** Start Material to process **
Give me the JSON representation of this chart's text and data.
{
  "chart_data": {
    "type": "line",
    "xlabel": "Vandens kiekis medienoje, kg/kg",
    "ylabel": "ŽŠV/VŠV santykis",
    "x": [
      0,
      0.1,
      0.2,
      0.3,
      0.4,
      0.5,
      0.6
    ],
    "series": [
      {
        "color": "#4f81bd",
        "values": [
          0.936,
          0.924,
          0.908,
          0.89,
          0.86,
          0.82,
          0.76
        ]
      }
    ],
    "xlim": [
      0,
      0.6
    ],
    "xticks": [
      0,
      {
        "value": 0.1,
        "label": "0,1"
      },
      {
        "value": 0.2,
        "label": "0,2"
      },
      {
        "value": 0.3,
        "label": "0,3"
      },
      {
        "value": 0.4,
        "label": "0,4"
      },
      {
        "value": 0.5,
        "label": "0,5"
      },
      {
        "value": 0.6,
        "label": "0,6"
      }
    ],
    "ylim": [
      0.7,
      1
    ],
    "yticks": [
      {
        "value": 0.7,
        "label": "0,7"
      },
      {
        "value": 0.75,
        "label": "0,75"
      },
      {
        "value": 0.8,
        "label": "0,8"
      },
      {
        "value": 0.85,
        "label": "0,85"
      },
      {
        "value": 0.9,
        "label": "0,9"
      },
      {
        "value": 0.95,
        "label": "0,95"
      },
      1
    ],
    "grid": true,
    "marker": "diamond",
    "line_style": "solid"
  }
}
** End Material to process **
Prompt:
The entries above should be repeated exactly, every one of them.

Exercise solution:
Give me the JSON representation of this chart's text and data.
{
  "chart_data": {
    "type": "line",
    "xlabel": "Vandens kiekis medienoje, kg/kg",
    "ylabel": "ŽŠV/VŠV santykis",
    "x": [
      0,
      0.1,
      0.2,
      0.3,
      0.4,
      0.5,
      0.6
    ],
    "series": [
      {
        "color": "#4f81bd",
        "values": [
          0.936,
          0.924,
          0.908,
          0.89,
          0.86,
          0.82,
          0.76
        ]
      }
    ],
    "xlim": [
      0,
      0.6
    ],
    "xticks": [
      0,
      {
        "value": 0.1,
        "label": "0,1"
      },
      {
        "value": 0.2,
        "label": "0,2"
      },
      {
        "value": 0.3,
        "label": "0,3"
      },
      {
        "value": 0.4,
        "label": "0,4"
      },
      {
        "value": 0.5,
        "label": "0,5"
      },
      {
        "value": 0.6,
        "label": "0,6"
      }
    ],
    "ylim": [
      0.7,
      1
    ],
    "yticks": [
      {
        "value": 0.7,
        "label": "0,7"
      },
      {
        "value": 0.75,
        "label": "0,75"
      },
      {
        "value": 0.8,
        "label": "0,8"
      },
      {
        "value": 0.85,
        "label": "0,85"
      },
      {
        "value": 0.9,
        "label": "0,9"
      },
      {
        "value": 0.95,
        "label": "0,95"
      },
      1
    ],
    "grid": true,
    "marker": "diamond",
    "line_style": "solid"
  }
}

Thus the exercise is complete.